Saved entries:
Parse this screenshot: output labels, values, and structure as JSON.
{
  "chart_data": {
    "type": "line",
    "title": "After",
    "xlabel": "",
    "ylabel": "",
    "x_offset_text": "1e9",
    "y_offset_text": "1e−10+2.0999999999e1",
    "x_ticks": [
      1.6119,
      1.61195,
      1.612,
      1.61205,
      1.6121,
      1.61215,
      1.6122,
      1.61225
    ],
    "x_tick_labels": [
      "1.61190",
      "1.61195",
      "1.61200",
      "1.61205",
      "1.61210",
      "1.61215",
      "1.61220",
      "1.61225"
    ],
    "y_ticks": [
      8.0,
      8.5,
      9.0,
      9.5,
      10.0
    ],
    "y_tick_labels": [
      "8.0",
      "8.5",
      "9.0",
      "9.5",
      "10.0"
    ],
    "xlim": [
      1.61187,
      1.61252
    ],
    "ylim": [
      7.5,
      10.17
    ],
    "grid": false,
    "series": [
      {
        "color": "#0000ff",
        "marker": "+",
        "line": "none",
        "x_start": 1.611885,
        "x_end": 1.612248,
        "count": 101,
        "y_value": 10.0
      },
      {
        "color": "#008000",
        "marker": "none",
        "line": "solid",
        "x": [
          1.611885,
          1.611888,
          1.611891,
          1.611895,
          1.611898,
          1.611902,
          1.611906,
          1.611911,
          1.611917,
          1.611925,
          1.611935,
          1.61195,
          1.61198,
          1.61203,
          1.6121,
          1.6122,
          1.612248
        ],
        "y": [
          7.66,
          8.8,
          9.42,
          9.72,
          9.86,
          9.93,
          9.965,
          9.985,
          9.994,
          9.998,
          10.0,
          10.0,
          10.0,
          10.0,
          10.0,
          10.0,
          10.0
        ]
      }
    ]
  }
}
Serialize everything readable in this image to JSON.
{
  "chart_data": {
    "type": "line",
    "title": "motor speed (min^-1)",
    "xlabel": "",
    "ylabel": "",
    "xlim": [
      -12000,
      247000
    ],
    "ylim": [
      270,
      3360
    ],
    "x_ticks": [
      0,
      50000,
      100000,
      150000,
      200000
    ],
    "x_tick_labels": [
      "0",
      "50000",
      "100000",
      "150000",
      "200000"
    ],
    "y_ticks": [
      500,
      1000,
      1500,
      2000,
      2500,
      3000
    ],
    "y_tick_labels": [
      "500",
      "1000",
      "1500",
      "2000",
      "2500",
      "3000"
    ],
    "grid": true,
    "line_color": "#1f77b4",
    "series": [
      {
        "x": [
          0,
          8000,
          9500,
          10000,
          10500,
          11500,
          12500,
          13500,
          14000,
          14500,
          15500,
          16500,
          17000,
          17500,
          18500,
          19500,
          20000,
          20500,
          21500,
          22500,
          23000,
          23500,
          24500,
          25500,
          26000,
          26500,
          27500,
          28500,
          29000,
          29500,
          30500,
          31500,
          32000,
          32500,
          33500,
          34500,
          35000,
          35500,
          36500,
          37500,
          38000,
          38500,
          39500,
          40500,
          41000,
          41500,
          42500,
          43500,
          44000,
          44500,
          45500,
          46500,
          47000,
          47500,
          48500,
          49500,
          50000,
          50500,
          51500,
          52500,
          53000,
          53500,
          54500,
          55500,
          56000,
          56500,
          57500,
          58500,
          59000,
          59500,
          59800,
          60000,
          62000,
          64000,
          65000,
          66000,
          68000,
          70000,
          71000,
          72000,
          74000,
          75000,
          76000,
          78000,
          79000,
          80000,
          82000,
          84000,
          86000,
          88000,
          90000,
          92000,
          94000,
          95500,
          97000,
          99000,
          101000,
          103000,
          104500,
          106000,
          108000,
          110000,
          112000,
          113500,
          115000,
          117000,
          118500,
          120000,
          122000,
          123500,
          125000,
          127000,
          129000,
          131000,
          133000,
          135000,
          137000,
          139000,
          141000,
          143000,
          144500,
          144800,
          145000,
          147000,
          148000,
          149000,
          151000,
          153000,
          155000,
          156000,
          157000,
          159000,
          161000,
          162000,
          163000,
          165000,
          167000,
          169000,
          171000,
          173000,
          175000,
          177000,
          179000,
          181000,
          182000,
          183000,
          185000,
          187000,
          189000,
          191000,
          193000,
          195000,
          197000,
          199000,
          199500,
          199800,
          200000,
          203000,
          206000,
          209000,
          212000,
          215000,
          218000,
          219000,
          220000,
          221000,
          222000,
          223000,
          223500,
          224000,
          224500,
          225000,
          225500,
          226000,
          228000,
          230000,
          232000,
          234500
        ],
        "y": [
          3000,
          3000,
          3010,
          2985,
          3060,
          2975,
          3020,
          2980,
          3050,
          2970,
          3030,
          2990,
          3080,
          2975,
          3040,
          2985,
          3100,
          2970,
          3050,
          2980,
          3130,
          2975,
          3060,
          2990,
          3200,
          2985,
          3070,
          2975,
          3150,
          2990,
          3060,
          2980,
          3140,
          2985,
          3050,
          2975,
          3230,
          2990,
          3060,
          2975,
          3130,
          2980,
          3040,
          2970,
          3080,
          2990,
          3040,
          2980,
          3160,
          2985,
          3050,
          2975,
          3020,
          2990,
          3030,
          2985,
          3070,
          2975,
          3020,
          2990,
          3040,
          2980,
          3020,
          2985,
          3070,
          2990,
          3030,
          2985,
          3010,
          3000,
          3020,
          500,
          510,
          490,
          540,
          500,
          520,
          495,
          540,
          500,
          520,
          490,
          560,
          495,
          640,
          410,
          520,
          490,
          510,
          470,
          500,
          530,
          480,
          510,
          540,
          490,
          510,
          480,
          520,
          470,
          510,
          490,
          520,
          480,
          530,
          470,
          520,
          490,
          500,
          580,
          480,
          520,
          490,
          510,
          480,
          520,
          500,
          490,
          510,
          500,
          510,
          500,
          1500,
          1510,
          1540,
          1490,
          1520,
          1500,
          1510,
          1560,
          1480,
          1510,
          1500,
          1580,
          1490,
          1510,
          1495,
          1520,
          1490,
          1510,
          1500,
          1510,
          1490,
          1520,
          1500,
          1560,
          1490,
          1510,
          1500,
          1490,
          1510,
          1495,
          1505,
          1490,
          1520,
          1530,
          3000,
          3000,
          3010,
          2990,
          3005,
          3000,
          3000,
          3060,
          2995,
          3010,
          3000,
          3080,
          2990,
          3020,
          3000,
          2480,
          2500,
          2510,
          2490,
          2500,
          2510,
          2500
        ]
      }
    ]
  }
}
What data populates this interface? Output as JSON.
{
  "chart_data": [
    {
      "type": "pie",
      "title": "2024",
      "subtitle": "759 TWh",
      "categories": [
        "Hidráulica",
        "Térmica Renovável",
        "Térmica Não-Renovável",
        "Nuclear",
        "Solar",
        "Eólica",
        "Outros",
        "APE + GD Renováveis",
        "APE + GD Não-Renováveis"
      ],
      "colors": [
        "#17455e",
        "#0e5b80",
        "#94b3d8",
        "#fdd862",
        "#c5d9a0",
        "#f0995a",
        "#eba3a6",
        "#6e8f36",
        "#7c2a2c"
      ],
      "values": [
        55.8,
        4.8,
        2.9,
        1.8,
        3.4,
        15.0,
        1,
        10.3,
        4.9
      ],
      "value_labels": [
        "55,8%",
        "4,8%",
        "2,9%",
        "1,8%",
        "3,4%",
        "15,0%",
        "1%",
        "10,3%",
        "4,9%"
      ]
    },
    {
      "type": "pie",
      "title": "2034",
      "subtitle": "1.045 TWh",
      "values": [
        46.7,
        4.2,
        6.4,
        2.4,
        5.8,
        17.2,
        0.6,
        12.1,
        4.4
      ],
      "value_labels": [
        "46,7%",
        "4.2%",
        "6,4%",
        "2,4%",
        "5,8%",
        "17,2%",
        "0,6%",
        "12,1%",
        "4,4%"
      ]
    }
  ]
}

## Given task
Reproduce the entries above in full, verbatim.

## Response to this task
Parse this screenshot: output labels, values, and structure as JSON.
{
  "chart_data": {
    "type": "line",
    "title": "After",
    "xlabel": "",
    "ylabel": "",
    "x_offset_text": "1e9",
    "y_offset_text": "1e−10+2.0999999999e1",
    "x_ticks": [
      1.6119,
      1.61195,
      1.612,
      1.61205,
      1.6121,
      1.61215,
      1.6122,
      1.61225
    ],
    "x_tick_labels": [
      "1.61190",
      "1.61195",
      "1.61200",
      "1.61205",
      "1.61210",
      "1.61215",
      "1.61220",
      "1.61225"
    ],
    "y_ticks": [
      8.0,
      8.5,
      9.0,
      9.5,
      10.0
    ],
    "y_tick_labels": [
      "8.0",
      "8.5",
      "9.0",
      "9.5",
      "10.0"
    ],
    "xlim": [
      1.61187,
      1.61252
    ],
    "ylim": [
      7.5,
      10.17
    ],
    "grid": false,
    "series": [
      {
        "color": "#0000ff",
        "marker": "+",
        "line": "none",
        "x_start": 1.611885,
        "x_end": 1.612248,
        "count": 101,
        "y_value": 10.0
      },
      {
        "color": "#008000",
        "marker": "none",
        "line": "solid",
        "x": [
          1.611885,
          1.611888,
          1.611891,
          1.611895,
          1.611898,
          1.611902,
          1.611906,
          1.611911,
          1.611917,
          1.611925,
          1.611935,
          1.61195,
          1.61198,
          1.61203,
          1.6121,
          1.6122,
          1.612248
        ],
        "y": [
          7.66,
          8.8,
          9.42,
          9.72,
          9.86,
          9.93,
          9.965,
          9.985,
          9.994,
          9.998,
          10.0,
          10.0,
          10.0,
          10.0,
          10.0,
          10.0,
          10.0
        ]
      }
    ]
  }
}
Serialize everything readable in this image to JSON.
{
  "chart_data": {
    "type": "line",
    "title": "motor speed (min^-1)",
    "xlabel": "",
    "ylabel": "",
    "xlim": [
      -12000,
      247000
    ],
    "ylim": [
      270,
      3360
    ],
    "x_ticks": [
      0,
      50000,
      100000,
      150000,
      200000
    ],
    "x_tick_labels": [
      "0",
      "50000",
      "100000",
      "150000",
      "200000"
    ],
    "y_ticks": [
      500,
      1000,
      1500,
      2000,
      2500,
      3000
    ],
    "y_tick_labels": [
      "500",
      "1000",
      "1500",
      "2000",
      "2500",
      "3000"
    ],
    "grid": true,
    "line_color": "#1f77b4",
    "series": [
      {
        "x": [
          0,
          8000,
          9500,
          10000,
          10500,
          11500,
          12500,
          13500,
          14000,
          14500,
          15500,
          16500,
          17000,
          17500,
          18500,
          19500,
          20000,
          20500,
          21500,
          22500,
          23000,
          23500,
          24500,
          25500,
          26000,
          26500,
          27500,
          28500,
          29000,
          29500,
          30500,
          31500,
          32000,
          32500,
          33500,
          34500,
          35000,
          35500,
          36500,
          37500,
          38000,
          38500,
          39500,
          40500,
          41000,
          41500,
          42500,
          43500,
          44000,
          44500,
          45500,
          46500,
          47000,
          47500,
          48500,
          49500,
          50000,
          50500,
          51500,
          52500,
          53000,
          53500,
          54500,
          55500,
          56000,
          56500,
          57500,
          58500,
          59000,
          59500,
          59800,
          60000,
          62000,
          64000,
          65000,
          66000,
          68000,
          70000,
          71000,
          72000,
          74000,
          75000,
          76000,
          78000,
          79000,
          80000,
          82000,
          84000,
          86000,
          88000,
          90000,
          92000,
          94000,
          95500,
          97000,
          99000,
          101000,
          103000,
          104500,
          106000,
          108000,
          110000,
          112000,
          113500,
          115000,
          117000,
          118500,
          120000,
          122000,
          123500,
          125000,
          127000,
          129000,
          131000,
          133000,
          135000,
          137000,
          139000,
          141000,
          143000,
          144500,
          144800,
          145000,
          147000,
          148000,
          149000,
          151000,
          153000,
          155000,
          156000,
          157000,
          159000,
          161000,
          162000,
          163000,
          165000,
          167000,
          169000,
          171000,
          173000,
          175000,
          177000,
          179000,
          181000,
          182000,
          183000,
          185000,
          187000,
          189000,
          191000,
          193000,
          195000,
          197000,
          199000,
          199500,
          199800,
          200000,
          203000,
          206000,
          209000,
          212000,
          215000,
          218000,
          219000,
          220000,
          221000,
          222000,
          223000,
          223500,
          224000,
          224500,
          225000,
          225500,
          226000,
          228000,
          230000,
          232000,
          234500
        ],
        "y": [
          3000,
          3000,
          3010,
          2985,
          3060,
          2975,
          3020,
          2980,
          3050,
          2970,
          3030,
          2990,
          3080,
          2975,
          3040,
          2985,
          3100,
          2970,
          3050,
          2980,
          3130,
          2975,
          3060,
          2990,
          3200,
          2985,
          3070,
          2975,
          3150,
          2990,
          3060,
          2980,
          3140,
          2985,
          3050,
          2975,
          3230,
          2990,
          3060,
          2975,
          3130,
          2980,
          3040,
          2970,
          3080,
          2990,
          3040,
          2980,
          3160,
          2985,
          3050,
          2975,
          3020,
          2990,
          3030,
          2985,
          3070,
          2975,
          3020,
          2990,
          3040,
          2980,
          3020,
          2985,
          3070,
          2990,
          3030,
          2985,
          3010,
          3000,
          3020,
          500,
          510,
          490,
          540,
          500,
          520,
          495,
          540,
          500,
          520,
          490,
          560,
          495,
          640,
          410,
          520,
          490,
          510,
          470,
          500,
          530,
          480,
          510,
          540,
          490,
          510,
          480,
          520,
          470,
          510,
          490,
          520,
          480,
          530,
          470,
          520,
          490,
          500,
          580,
          480,
          520,
          490,
          510,
          480,
          520,
          500,
          490,
          510,
          500,
          510,
          500,
          1500,
          1510,
          1540,
          1490,
          1520,
          1500,
          1510,
          1560,
          1480,
          1510,
          1500,
          1580,
          1490,
          1510,
          1495,
          1520,
          1490,
          1510,
          1500,
          1510,
          1490,
          1520,
          1500,
          1560,
          1490,
          1510,
          1500,
          1490,
          1510,
          1495,
          1505,
          1490,
          1520,
          1530,
          3000,
          3000,
          3010,
          2990,
          3005,
          3000,
          3000,
          3060,
          2995,
          3010,
          3000,
          3080,
          2990,
          3020,
          3000,
          2480,
          2500,
          2510,
          2490,
          2500,
          2510,
          2500
        ]
      }
    ]
  }
}
What data populates this interface? Output as JSON.
{
  "chart_data": [
    {
      "type": "pie",
      "title": "2024",
      "subtitle": "759 TWh",
      "categories": [
        "Hidráulica",
        "Térmica Renovável",
        "Térmica Não-Renovável",
        "Nuclear",
        "Solar",
        "Eólica",
        "Outros",
        "APE + GD Renováveis",
        "APE + GD Não-Renováveis"
      ],
      "colors": [
        "#17455e",
        "#0e5b80",
        "#94b3d8",
        "#fdd862",
        "#c5d9a0",
        "#f0995a",
        "#eba3a6",
        "#6e8f36",
        "#7c2a2c"
      ],
      "values": [
        55.8,
        4.8,
        2.9,
        1.8,
        3.4,
        15.0,
        1,
        10.3,
        4.9
      ],
      "value_labels": [
        "55,8%",
        "4,8%",
        "2,9%",
        "1,8%",
        "3,4%",
        "15,0%",
        "1%",
        "10,3%",
        "4,9%"
      ]
    },
    {
      "type": "pie",
      "title": "2034",
      "subtitle": "1.045 TWh",
      "values": [
        46.7,
        4.2,
        6.4,
        2.4,
        5.8,
        17.2,
        0.6,
        12.1,
        4.4
      ],
      "value_labels": [
        "46,7%",
        "4.2%",
        "6,4%",
        "2,4%",
        "5,8%",
        "17,2%",
        "0,6%",
        "12,1%",
        "4,4%"
      ]
    }
  ]
}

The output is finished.